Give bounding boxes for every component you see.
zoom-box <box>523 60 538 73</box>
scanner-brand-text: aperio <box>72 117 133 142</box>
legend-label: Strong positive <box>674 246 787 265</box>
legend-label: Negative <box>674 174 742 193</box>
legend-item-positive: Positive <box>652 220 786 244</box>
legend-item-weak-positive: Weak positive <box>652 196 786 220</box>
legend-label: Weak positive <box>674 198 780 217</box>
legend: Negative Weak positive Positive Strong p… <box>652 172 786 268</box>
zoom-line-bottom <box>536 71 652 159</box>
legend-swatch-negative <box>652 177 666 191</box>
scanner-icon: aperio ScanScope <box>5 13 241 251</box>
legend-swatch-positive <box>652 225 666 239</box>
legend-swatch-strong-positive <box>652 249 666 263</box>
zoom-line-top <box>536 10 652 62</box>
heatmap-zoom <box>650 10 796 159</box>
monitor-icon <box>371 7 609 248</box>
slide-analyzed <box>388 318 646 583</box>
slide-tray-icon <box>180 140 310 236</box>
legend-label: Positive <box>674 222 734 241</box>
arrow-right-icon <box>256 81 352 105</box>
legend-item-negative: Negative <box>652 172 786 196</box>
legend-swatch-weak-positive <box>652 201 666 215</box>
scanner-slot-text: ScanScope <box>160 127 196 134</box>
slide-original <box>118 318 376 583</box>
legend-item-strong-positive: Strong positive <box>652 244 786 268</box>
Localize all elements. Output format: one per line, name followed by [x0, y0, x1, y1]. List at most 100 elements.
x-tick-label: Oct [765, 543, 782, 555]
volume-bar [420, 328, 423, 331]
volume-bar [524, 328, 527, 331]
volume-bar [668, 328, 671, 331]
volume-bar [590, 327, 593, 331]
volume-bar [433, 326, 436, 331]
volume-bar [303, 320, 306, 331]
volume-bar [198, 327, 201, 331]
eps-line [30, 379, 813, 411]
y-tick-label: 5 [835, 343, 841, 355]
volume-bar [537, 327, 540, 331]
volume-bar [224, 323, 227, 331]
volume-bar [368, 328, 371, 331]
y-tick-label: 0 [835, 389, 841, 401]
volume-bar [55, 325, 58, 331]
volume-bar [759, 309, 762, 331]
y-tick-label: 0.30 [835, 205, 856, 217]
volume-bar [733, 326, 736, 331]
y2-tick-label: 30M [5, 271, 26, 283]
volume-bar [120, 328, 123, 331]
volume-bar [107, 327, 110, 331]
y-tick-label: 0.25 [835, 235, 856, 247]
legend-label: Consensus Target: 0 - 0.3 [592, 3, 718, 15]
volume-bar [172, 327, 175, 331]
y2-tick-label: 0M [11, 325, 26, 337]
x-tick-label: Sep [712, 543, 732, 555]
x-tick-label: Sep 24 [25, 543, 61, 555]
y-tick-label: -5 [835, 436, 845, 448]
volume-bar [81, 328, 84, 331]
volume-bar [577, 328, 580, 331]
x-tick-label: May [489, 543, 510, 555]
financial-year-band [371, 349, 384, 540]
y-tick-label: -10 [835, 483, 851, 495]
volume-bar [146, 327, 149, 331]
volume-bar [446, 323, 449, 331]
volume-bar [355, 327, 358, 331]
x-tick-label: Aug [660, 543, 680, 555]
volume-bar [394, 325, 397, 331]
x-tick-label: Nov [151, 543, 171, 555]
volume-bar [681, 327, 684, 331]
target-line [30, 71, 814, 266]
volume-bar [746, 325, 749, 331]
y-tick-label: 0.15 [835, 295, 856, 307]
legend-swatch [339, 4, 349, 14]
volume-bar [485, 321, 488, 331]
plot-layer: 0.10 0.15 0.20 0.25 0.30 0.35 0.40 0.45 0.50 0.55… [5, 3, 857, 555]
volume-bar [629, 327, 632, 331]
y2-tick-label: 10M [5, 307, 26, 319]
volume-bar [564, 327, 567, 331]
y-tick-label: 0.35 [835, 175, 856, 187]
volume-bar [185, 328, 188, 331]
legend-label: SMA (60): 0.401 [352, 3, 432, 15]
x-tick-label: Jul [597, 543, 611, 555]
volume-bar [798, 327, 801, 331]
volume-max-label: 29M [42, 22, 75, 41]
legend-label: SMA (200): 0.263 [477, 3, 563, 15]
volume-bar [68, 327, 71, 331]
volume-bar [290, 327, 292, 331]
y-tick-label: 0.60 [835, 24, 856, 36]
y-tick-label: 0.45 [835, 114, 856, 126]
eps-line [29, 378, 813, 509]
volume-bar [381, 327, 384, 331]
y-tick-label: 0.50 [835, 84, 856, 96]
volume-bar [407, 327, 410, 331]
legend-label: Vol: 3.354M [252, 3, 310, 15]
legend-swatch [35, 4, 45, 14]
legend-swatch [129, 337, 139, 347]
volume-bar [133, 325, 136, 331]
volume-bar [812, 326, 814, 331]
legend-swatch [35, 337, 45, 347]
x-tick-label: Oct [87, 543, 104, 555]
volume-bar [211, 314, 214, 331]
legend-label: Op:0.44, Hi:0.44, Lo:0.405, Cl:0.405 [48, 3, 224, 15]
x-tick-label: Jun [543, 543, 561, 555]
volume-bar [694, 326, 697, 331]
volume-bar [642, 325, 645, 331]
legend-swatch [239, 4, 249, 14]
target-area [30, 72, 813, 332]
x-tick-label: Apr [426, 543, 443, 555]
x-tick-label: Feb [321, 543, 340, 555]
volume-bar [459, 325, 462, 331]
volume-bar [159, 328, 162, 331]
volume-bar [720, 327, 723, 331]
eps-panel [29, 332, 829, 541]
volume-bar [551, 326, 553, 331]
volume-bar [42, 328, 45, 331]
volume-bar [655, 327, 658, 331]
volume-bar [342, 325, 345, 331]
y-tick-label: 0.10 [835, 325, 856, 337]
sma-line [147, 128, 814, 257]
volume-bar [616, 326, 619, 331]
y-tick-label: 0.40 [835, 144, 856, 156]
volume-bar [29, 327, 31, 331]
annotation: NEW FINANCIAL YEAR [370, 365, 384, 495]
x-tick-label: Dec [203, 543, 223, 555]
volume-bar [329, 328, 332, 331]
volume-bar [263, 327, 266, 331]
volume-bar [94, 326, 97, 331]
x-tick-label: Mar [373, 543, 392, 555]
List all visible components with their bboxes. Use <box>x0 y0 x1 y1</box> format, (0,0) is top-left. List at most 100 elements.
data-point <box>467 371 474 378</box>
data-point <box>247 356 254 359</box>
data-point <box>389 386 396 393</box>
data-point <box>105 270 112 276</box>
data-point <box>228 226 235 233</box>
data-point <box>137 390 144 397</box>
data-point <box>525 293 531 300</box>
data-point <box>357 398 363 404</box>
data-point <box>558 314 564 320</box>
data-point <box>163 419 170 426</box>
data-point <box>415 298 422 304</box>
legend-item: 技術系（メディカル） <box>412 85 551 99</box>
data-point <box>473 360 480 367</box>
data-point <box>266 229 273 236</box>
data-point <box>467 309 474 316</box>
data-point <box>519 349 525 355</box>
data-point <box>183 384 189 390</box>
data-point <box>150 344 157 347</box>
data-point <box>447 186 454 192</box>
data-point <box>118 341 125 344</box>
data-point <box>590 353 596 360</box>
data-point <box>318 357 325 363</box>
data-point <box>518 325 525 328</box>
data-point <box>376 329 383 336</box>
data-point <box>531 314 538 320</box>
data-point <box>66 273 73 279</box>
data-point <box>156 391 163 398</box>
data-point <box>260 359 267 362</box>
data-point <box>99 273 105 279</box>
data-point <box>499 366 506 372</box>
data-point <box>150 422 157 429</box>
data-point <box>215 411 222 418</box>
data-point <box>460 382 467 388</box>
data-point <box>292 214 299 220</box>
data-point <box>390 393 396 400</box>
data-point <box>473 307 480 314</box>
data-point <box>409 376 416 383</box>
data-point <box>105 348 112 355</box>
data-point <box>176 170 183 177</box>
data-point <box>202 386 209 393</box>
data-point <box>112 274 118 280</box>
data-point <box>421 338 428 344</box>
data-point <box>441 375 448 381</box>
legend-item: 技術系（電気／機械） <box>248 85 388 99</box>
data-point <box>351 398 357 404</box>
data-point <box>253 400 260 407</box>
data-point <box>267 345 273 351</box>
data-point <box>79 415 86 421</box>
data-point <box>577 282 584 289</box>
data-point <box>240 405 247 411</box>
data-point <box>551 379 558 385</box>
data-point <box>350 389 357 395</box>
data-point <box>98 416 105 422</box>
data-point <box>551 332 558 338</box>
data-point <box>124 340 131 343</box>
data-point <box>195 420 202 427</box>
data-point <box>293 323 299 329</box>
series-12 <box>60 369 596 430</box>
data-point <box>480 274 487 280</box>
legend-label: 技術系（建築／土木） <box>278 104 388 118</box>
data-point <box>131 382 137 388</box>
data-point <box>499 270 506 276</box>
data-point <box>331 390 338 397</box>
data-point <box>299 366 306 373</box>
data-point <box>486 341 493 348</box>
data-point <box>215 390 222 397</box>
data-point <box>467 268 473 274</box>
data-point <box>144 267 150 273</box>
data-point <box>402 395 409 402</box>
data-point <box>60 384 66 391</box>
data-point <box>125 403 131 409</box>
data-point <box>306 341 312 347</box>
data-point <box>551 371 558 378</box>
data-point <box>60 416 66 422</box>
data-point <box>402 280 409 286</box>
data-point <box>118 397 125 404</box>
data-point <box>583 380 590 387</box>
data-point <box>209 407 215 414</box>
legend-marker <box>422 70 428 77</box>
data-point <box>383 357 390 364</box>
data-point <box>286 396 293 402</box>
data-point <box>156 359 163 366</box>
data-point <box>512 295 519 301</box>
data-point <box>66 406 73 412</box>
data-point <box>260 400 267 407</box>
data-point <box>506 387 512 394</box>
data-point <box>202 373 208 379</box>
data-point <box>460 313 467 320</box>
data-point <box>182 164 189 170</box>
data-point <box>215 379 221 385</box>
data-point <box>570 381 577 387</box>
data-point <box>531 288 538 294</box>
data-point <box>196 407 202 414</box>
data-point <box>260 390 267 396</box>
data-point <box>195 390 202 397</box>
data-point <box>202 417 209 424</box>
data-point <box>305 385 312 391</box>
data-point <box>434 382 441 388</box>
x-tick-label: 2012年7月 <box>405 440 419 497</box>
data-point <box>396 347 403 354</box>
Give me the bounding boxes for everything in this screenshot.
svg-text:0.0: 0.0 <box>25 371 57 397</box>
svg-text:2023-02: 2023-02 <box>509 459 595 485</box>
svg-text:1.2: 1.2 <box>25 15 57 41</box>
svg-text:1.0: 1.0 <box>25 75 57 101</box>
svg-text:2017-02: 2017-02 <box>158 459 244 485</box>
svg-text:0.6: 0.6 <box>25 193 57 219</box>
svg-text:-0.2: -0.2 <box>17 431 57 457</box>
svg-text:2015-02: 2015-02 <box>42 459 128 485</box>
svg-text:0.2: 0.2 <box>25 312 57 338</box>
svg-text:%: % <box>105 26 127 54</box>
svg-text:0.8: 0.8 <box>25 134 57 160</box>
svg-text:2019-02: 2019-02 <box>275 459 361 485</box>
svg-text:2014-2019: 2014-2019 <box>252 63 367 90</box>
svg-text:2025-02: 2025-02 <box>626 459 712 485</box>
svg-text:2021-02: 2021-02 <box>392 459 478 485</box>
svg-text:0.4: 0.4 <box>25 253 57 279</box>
__________
* Sua tarefa:
Reescreva as linhas desde a primeira até a que contém "slide-analyzed <box>388 318 646 583</box>", inclusive, trocando "legend-swatch" por "legend-color" e mantendo todo o resto igual. Apresente somente essas linhas.

* Solução escrita:
Give bounding boxes for every component you see.
zoom-box <box>523 60 538 73</box>
scanner-brand-text: aperio <box>72 117 133 142</box>
legend-label: Strong positive <box>674 246 787 265</box>
legend-label: Negative <box>674 174 742 193</box>
legend-item-positive: Positive <box>652 220 786 244</box>
legend-item-weak-positive: Weak positive <box>652 196 786 220</box>
legend-label: Weak positive <box>674 198 780 217</box>
legend: Negative Weak positive Positive Strong p… <box>652 172 786 268</box>
zoom-line-bottom <box>536 71 652 159</box>
legend-color-negative <box>652 177 666 191</box>
scanner-icon: aperio ScanScope <box>5 13 241 251</box>
legend-color-positive <box>652 225 666 239</box>
legend-color-strong-positive <box>652 249 666 263</box>
zoom-line-top <box>536 10 652 62</box>
heatmap-zoom <box>650 10 796 159</box>
monitor-icon <box>371 7 609 248</box>
slide-analyzed <box>388 318 646 583</box>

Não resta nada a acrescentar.